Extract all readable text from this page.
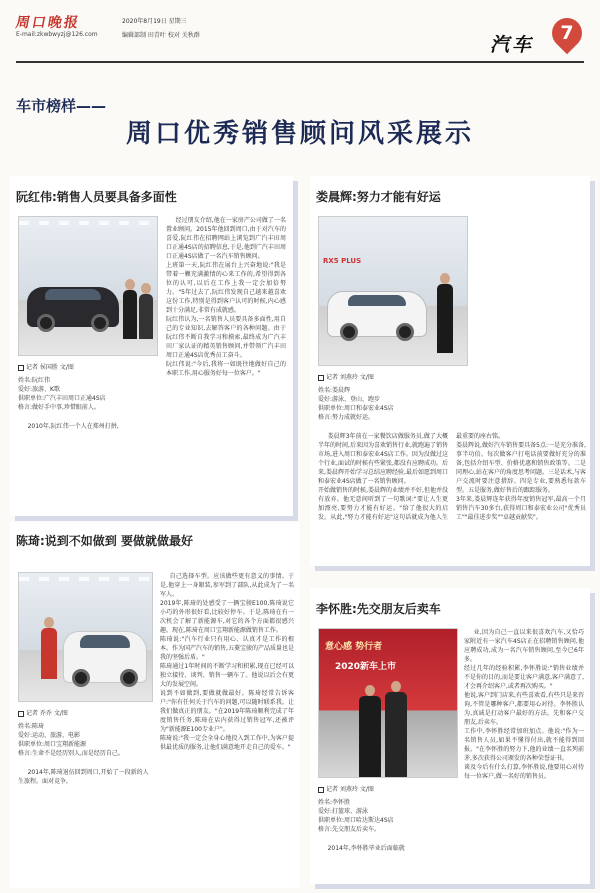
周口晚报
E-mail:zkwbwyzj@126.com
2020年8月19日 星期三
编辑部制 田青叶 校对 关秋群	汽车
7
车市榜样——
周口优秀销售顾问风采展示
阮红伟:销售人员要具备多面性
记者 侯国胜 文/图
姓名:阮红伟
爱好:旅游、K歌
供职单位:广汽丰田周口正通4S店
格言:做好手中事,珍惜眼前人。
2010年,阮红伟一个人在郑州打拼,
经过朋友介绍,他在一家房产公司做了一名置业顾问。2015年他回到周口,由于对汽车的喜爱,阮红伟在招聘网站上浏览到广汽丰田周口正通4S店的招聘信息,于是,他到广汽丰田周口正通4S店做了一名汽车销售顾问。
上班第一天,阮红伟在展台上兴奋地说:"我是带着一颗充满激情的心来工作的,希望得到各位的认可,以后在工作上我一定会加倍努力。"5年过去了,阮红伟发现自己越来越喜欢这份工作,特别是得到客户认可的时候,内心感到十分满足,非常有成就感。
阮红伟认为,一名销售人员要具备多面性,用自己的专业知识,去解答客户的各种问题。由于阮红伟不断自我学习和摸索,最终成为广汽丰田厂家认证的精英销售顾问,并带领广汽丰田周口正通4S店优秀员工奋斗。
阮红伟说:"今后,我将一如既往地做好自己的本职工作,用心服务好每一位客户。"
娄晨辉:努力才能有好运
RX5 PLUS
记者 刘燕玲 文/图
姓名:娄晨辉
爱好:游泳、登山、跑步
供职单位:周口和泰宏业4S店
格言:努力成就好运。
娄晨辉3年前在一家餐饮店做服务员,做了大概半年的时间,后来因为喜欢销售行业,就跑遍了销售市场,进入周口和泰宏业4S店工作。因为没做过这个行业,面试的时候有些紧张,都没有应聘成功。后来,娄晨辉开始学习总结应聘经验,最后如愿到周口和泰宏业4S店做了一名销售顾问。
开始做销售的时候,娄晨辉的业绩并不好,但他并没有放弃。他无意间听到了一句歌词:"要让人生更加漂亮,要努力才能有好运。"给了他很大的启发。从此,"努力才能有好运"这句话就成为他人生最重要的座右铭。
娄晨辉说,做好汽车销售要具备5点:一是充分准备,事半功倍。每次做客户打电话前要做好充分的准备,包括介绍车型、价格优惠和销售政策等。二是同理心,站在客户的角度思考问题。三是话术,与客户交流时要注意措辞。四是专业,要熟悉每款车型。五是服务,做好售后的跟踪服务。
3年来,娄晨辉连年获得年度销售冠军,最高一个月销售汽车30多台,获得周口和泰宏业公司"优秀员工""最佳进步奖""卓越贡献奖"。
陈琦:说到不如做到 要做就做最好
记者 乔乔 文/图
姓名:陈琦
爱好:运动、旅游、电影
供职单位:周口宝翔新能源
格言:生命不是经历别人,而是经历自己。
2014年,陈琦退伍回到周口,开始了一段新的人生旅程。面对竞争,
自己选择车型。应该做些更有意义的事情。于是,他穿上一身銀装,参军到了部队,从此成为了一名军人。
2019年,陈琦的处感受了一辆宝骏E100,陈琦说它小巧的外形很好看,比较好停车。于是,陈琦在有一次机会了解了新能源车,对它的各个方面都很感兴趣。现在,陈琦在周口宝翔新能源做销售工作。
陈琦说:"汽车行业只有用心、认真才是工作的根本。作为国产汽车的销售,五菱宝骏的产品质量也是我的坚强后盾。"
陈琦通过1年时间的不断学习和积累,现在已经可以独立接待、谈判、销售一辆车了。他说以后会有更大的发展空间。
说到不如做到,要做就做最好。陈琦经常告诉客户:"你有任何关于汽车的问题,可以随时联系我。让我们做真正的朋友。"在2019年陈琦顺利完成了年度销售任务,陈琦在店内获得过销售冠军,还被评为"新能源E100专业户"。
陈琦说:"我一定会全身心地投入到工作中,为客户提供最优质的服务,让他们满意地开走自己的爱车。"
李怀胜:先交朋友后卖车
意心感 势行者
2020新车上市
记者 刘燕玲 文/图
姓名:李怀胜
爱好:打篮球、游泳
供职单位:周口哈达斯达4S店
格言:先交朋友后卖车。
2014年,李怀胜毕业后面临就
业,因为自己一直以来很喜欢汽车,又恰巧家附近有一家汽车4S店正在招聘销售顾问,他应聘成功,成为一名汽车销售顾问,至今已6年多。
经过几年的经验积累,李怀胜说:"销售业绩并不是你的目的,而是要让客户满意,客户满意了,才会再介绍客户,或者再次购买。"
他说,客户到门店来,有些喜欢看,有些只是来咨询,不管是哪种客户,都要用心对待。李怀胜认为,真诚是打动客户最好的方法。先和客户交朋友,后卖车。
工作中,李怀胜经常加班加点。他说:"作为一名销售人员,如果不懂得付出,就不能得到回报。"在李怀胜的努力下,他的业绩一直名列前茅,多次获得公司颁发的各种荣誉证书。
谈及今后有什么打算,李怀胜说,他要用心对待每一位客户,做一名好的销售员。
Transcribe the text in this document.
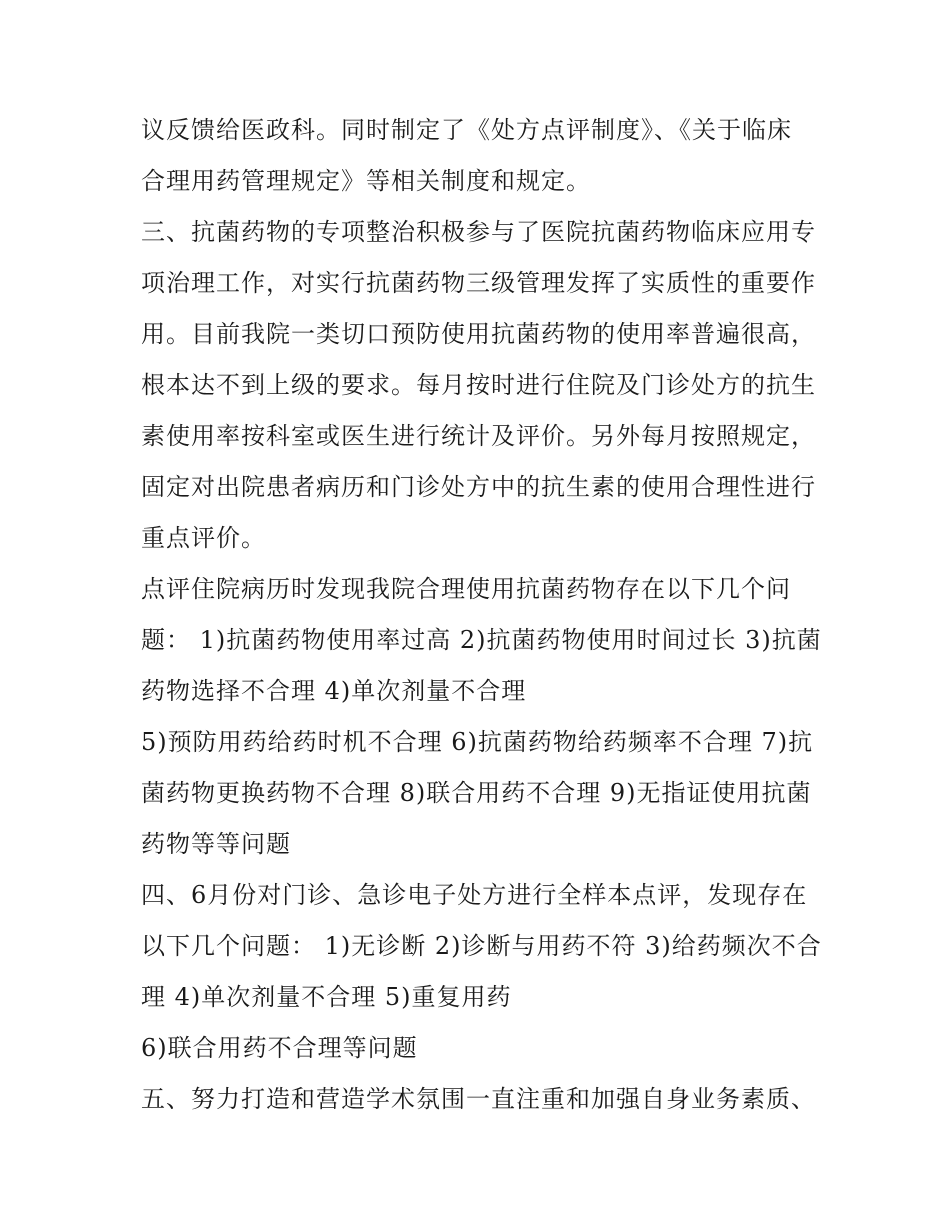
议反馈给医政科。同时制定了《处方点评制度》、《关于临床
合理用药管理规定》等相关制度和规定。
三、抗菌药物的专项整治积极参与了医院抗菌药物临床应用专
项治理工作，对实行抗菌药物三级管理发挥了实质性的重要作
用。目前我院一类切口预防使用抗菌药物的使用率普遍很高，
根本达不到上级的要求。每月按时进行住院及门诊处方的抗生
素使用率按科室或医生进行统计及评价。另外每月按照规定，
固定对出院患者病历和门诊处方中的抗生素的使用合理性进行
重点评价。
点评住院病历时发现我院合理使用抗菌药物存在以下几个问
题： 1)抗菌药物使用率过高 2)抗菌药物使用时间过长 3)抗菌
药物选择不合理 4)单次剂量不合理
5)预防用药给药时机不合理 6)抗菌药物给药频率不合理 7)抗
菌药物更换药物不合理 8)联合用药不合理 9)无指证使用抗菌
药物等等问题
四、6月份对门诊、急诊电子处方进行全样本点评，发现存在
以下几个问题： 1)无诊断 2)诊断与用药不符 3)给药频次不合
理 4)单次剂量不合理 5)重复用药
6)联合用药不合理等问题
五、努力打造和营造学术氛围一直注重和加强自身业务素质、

==*==

Your objective:
Retype every entry verbatim and exclude the pictures from the copy.

Output of the task:
Extract all readable text from this page.
周口晚报
E-mail:zkwbwyzj@126.com
2020年8月19日 星期三
编辑部制 田青叶 校对 关秋群	汽车
7
车市榜样——
周口优秀销售顾问风采展示
阮红伟:销售人员要具备多面性
记者 侯国胜 文/图
姓名:阮红伟
爱好:旅游、K歌
供职单位:广汽丰田周口正通4S店
格言:做好手中事,珍惜眼前人。
2010年,阮红伟一个人在郑州打拼,
经过朋友介绍,他在一家房产公司做了一名置业顾问。2015年他回到周口,由于对汽车的喜爱,阮红伟在招聘网站上浏览到广汽丰田周口正通4S店的招聘信息,于是,他到广汽丰田周口正通4S店做了一名汽车销售顾问。
上班第一天,阮红伟在展台上兴奋地说:"我是带着一颗充满激情的心来工作的,希望得到各位的认可,以后在工作上我一定会加倍努力。"5年过去了,阮红伟发现自己越来越喜欢这份工作,特别是得到客户认可的时候,内心感到十分满足,非常有成就感。
阮红伟认为,一名销售人员要具备多面性,用自己的专业知识,去解答客户的各种问题。由于阮红伟不断自我学习和摸索,最终成为广汽丰田厂家认证的精英销售顾问,并带领广汽丰田周口正通4S店优秀员工奋斗。
阮红伟说:"今后,我将一如既往地做好自己的本职工作,用心服务好每一位客户。"
娄晨辉:努力才能有好运
RX5 PLUS
记者 刘燕玲 文/图
姓名:娄晨辉
爱好:游泳、登山、跑步
供职单位:周口和泰宏业4S店
格言:努力成就好运。
娄晨辉3年前在一家餐饮店做服务员,做了大概半年的时间,后来因为喜欢销售行业,就跑遍了销售市场,进入周口和泰宏业4S店工作。因为没做过这个行业,面试的时候有些紧张,都没有应聘成功。后来,娄晨辉开始学习总结应聘经验,最后如愿到周口和泰宏业4S店做了一名销售顾问。
开始做销售的时候,娄晨辉的业绩并不好,但他并没有放弃。他无意间听到了一句歌词:"要让人生更加漂亮,要努力才能有好运。"给了他很大的启发。从此,"努力才能有好运"这句话就成为他人生最重要的座右铭。
娄晨辉说,做好汽车销售要具备5点:一是充分准备,事半功倍。每次做客户打电话前要做好充分的准备,包括介绍车型、价格优惠和销售政策等。二是同理心,站在客户的角度思考问题。三是话术,与客户交流时要注意措辞。四是专业,要熟悉每款车型。五是服务,做好售后的跟踪服务。
3年来,娄晨辉连年获得年度销售冠军,最高一个月销售汽车30多台,获得周口和泰宏业公司"优秀员工""最佳进步奖""卓越贡献奖"。
陈琦:说到不如做到 要做就做最好
记者 乔乔 文/图
姓名:陈琦
爱好:运动、旅游、电影
供职单位:周口宝翔新能源
格言:生命不是经历别人,而是经历自己。
2014年,陈琦退伍回到周口,开始了一段新的人生旅程。面对竞争,
自己选择车型。应该做些更有意义的事情。于是,他穿上一身銀装,参军到了部队,从此成为了一名军人。
2019年,陈琦的处感受了一辆宝骏E100,陈琦说它小巧的外形很好看,比较好停车。于是,陈琦在有一次机会了解了新能源车,对它的各个方面都很感兴趣。现在,陈琦在周口宝翔新能源做销售工作。
陈琦说:"汽车行业只有用心、认真才是工作的根本。作为国产汽车的销售,五菱宝骏的产品质量也是我的坚强后盾。"
陈琦通过1年时间的不断学习和积累,现在已经可以独立接待、谈判、销售一辆车了。他说以后会有更大的发展空间。
说到不如做到,要做就做最好。陈琦经常告诉客户:"你有任何关于汽车的问题,可以随时联系我。让我们做真正的朋友。"在2019年陈琦顺利完成了年度销售任务,陈琦在店内获得过销售冠军,还被评为"新能源E100专业户"。
陈琦说:"我一定会全身心地投入到工作中,为客户提供最优质的服务,让他们满意地开走自己的爱车。"
李怀胜:先交朋友后卖车
意心感 势行者
2020新车上市
记者 刘燕玲 文/图
姓名:李怀胜
爱好:打篮球、游泳
供职单位:周口哈达斯达4S店
格言:先交朋友后卖车。
2014年,李怀胜毕业后面临就
业,因为自己一直以来很喜欢汽车,又恰巧家附近有一家汽车4S店正在招聘销售顾问,他应聘成功,成为一名汽车销售顾问,至今已6年多。
经过几年的经验积累,李怀胜说:"销售业绩并不是你的目的,而是要让客户满意,客户满意了,才会再介绍客户,或者再次购买。"
他说,客户到门店来,有些喜欢看,有些只是来咨询,不管是哪种客户,都要用心对待。李怀胜认为,真诚是打动客户最好的方法。先和客户交朋友,后卖车。
工作中,李怀胜经常加班加点。他说:"作为一名销售人员,如果不懂得付出,就不能得到回报。"在李怀胜的努力下,他的业绩一直名列前茅,多次获得公司颁发的各种荣誉证书。
谈及今后有什么打算,李怀胜说,他要用心对待每一位客户,做一名好的销售员。
Transcribe the text in this document.
议反馈给医政科。同时制定了《处方点评制度》、《关于临床
合理用药管理规定》等相关制度和规定。
三、抗菌药物的专项整治积极参与了医院抗菌药物临床应用专
项治理工作，对实行抗菌药物三级管理发挥了实质性的重要作
用。目前我院一类切口预防使用抗菌药物的使用率普遍很高，
根本达不到上级的要求。每月按时进行住院及门诊处方的抗生
素使用率按科室或医生进行统计及评价。另外每月按照规定，
固定对出院患者病历和门诊处方中的抗生素的使用合理性进行
重点评价。
点评住院病历时发现我院合理使用抗菌药物存在以下几个问
题： 1)抗菌药物使用率过高 2)抗菌药物使用时间过长 3)抗菌
药物选择不合理 4)单次剂量不合理
5)预防用药给药时机不合理 6)抗菌药物给药频率不合理 7)抗
菌药物更换药物不合理 8)联合用药不合理 9)无指证使用抗菌
药物等等问题
四、6月份对门诊、急诊电子处方进行全样本点评，发现存在
以下几个问题： 1)无诊断 2)诊断与用药不符 3)给药频次不合
理 4)单次剂量不合理 5)重复用药
6)联合用药不合理等问题
五、努力打造和营造学术氛围一直注重和加强自身业务素质、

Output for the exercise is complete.